What you need to do:
Take the listing and print it in full, exactly as given.

Material provided:
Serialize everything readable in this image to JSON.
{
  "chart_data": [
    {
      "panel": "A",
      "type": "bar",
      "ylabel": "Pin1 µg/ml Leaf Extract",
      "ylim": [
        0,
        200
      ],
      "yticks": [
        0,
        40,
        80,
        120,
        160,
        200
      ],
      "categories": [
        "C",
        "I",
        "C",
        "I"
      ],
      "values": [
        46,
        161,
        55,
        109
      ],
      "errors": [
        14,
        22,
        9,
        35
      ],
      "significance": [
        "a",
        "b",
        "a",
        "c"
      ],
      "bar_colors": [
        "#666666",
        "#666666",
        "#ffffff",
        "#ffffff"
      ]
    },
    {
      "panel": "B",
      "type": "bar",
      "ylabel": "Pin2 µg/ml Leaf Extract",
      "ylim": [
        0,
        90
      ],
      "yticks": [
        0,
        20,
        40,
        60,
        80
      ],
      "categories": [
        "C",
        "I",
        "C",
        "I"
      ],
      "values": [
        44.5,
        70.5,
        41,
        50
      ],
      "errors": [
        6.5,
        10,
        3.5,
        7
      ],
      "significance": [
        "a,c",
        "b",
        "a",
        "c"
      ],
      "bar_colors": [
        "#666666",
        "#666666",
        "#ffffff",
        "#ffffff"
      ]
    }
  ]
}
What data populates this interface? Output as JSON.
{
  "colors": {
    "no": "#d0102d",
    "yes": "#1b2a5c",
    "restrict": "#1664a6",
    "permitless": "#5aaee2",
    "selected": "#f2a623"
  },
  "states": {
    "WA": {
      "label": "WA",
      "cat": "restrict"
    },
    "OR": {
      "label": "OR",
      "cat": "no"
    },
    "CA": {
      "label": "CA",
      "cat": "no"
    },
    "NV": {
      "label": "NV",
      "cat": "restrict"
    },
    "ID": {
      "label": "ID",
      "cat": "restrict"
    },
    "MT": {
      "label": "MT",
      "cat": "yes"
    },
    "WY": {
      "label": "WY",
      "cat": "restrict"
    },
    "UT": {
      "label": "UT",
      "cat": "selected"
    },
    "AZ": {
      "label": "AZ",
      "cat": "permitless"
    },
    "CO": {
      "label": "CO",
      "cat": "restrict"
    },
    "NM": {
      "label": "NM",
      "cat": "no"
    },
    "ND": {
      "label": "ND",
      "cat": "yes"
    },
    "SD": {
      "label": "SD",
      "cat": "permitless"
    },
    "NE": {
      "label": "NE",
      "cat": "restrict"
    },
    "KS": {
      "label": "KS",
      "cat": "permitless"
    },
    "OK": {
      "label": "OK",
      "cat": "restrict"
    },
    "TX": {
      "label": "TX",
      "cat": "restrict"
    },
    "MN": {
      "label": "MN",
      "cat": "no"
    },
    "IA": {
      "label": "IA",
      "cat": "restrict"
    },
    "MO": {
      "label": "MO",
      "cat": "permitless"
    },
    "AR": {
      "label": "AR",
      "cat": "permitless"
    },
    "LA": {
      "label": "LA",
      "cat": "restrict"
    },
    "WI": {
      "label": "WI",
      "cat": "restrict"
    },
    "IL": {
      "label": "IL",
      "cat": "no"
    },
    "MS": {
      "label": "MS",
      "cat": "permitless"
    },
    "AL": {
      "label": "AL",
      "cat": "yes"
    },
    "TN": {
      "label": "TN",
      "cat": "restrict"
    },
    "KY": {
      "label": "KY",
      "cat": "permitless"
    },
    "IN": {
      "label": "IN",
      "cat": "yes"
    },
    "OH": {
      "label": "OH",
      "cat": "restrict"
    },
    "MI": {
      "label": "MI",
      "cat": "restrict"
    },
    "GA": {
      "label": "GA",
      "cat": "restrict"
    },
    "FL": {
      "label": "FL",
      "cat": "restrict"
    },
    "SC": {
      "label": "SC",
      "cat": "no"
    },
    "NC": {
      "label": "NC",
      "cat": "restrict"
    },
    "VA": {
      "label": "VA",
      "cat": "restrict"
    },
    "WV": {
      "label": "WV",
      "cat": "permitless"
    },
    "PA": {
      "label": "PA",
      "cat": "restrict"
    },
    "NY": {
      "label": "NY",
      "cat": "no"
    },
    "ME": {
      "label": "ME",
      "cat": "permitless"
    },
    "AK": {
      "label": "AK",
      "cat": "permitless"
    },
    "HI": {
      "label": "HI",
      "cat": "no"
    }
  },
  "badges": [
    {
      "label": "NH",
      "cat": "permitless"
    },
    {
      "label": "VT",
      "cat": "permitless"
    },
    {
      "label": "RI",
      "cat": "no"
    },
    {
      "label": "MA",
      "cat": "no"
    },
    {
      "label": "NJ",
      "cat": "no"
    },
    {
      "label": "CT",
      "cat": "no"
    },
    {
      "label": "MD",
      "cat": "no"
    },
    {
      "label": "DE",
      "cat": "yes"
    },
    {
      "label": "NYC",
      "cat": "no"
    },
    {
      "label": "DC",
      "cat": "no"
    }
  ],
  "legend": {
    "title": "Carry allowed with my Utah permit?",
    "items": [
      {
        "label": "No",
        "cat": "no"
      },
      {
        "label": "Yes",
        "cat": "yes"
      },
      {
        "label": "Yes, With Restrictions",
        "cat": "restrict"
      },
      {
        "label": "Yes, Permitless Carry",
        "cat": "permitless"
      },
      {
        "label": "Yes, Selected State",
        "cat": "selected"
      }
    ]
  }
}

Right answer:
Serialize everything readable in this image to JSON.
{
  "chart_data": [
    {
      "panel": "A",
      "type": "bar",
      "ylabel": "Pin1 µg/ml Leaf Extract",
      "ylim": [
        0,
        200
      ],
      "yticks": [
        0,
        40,
        80,
        120,
        160,
        200
      ],
      "categories": [
        "C",
        "I",
        "C",
        "I"
      ],
      "values": [
        46,
        161,
        55,
        109
      ],
      "errors": [
        14,
        22,
        9,
        35
      ],
      "significance": [
        "a",
        "b",
        "a",
        "c"
      ],
      "bar_colors": [
        "#666666",
        "#666666",
        "#ffffff",
        "#ffffff"
      ]
    },
    {
      "panel": "B",
      "type": "bar",
      "ylabel": "Pin2 µg/ml Leaf Extract",
      "ylim": [
        0,
        90
      ],
      "yticks": [
        0,
        20,
        40,
        60,
        80
      ],
      "categories": [
        "C",
        "I",
        "C",
        "I"
      ],
      "values": [
        44.5,
        70.5,
        41,
        50
      ],
      "errors": [
        6.5,
        10,
        3.5,
        7
      ],
      "significance": [
        "a,c",
        "b",
        "a",
        "c"
      ],
      "bar_colors": [
        "#666666",
        "#666666",
        "#ffffff",
        "#ffffff"
      ]
    }
  ]
}
What data populates this interface? Output as JSON.
{
  "colors": {
    "no": "#d0102d",
    "yes": "#1b2a5c",
    "restrict": "#1664a6",
    "permitless": "#5aaee2",
    "selected": "#f2a623"
  },
  "states": {
    "WA": {
      "label": "WA",
      "cat": "restrict"
    },
    "OR": {
      "label": "OR",
      "cat": "no"
    },
    "CA": {
      "label": "CA",
      "cat": "no"
    },
    "NV": {
      "label": "NV",
      "cat": "restrict"
    },
    "ID": {
      "label": "ID",
      "cat": "restrict"
    },
    "MT": {
      "label": "MT",
      "cat": "yes"
    },
    "WY": {
      "label": "WY",
      "cat": "restrict"
    },
    "UT": {
      "label": "UT",
      "cat": "selected"
    },
    "AZ": {
      "label": "AZ",
      "cat": "permitless"
    },
    "CO": {
      "label": "CO",
      "cat": "restrict"
    },
    "NM": {
      "label": "NM",
      "cat": "no"
    },
    "ND": {
      "label": "ND",
      "cat": "yes"
    },
    "SD": {
      "label": "SD",
      "cat": "permitless"
    },
    "NE": {
      "label": "NE",
      "cat": "restrict"
    },
    "KS": {
      "label": "KS",
      "cat": "permitless"
    },
    "OK": {
      "label": "OK",
      "cat": "restrict"
    },
    "TX": {
      "label": "TX",
      "cat": "restrict"
    },
    "MN": {
      "label": "MN",
      "cat": "no"
    },
    "IA": {
      "label": "IA",
      "cat": "restrict"
    },
    "MO": {
      "label": "MO",
      "cat": "permitless"
    },
    "AR": {
      "label": "AR",
      "cat": "permitless"
    },
    "LA": {
      "label": "LA",
      "cat": "restrict"
    },
    "WI": {
      "label": "WI",
      "cat": "restrict"
    },
    "IL": {
      "label": "IL",
      "cat": "no"
    },
    "MS": {
      "label": "MS",
      "cat": "permitless"
    },
    "AL": {
      "label": "AL",
      "cat": "yes"
    },
    "TN": {
      "label": "TN",
      "cat": "restrict"
    },
    "KY": {
      "label": "KY",
      "cat": "permitless"
    },
    "IN": {
      "label": "IN",
      "cat": "yes"
    },
    "OH": {
      "label": "OH",
      "cat": "restrict"
    },
    "MI": {
      "label": "MI",
      "cat": "restrict"
    },
    "GA": {
      "label": "GA",
      "cat": "restrict"
    },
    "FL": {
      "label": "FL",
      "cat": "restrict"
    },
    "SC": {
      "label": "SC",
      "cat": "no"
    },
    "NC": {
      "label": "NC",
      "cat": "restrict"
    },
    "VA": {
      "label": "VA",
      "cat": "restrict"
    },
    "WV": {
      "label": "WV",
      "cat": "permitless"
    },
    "PA": {
      "label": "PA",
      "cat": "restrict"
    },
    "NY": {
      "label": "NY",
      "cat": "no"
    },
    "ME": {
      "label": "ME",
      "cat": "permitless"
    },
    "AK": {
      "label": "AK",
      "cat": "permitless"
    },
    "HI": {
      "label": "HI",
      "cat": "no"
    }
  },
  "badges": [
    {
      "label": "NH",
      "cat": "permitless"
    },
    {
      "label": "VT",
      "cat": "permitless"
    },
    {
      "label": "RI",
      "cat": "no"
    },
    {
      "label": "MA",
      "cat": "no"
    },
    {
      "label": "NJ",
      "cat": "no"
    },
    {
      "label": "CT",
      "cat": "no"
    },
    {
      "label": "MD",
      "cat": "no"
    },
    {
      "label": "DE",
      "cat": "yes"
    },
    {
      "label": "NYC",
      "cat": "no"
    },
    {
      "label": "DC",
      "cat": "no"
    }
  ],
  "legend": {
    "title": "Carry allowed with my Utah permit?",
    "items": [
      {
        "label": "No",
        "cat": "no"
      },
      {
        "label": "Yes",
        "cat": "yes"
      },
      {
        "label": "Yes, With Restrictions",
        "cat": "restrict"
      },
      {
        "label": "Yes, Permitless Carry",
        "cat": "permitless"
      },
      {
        "label": "Yes, Selected State",
        "cat": "selected"
      }
    ]
  }
}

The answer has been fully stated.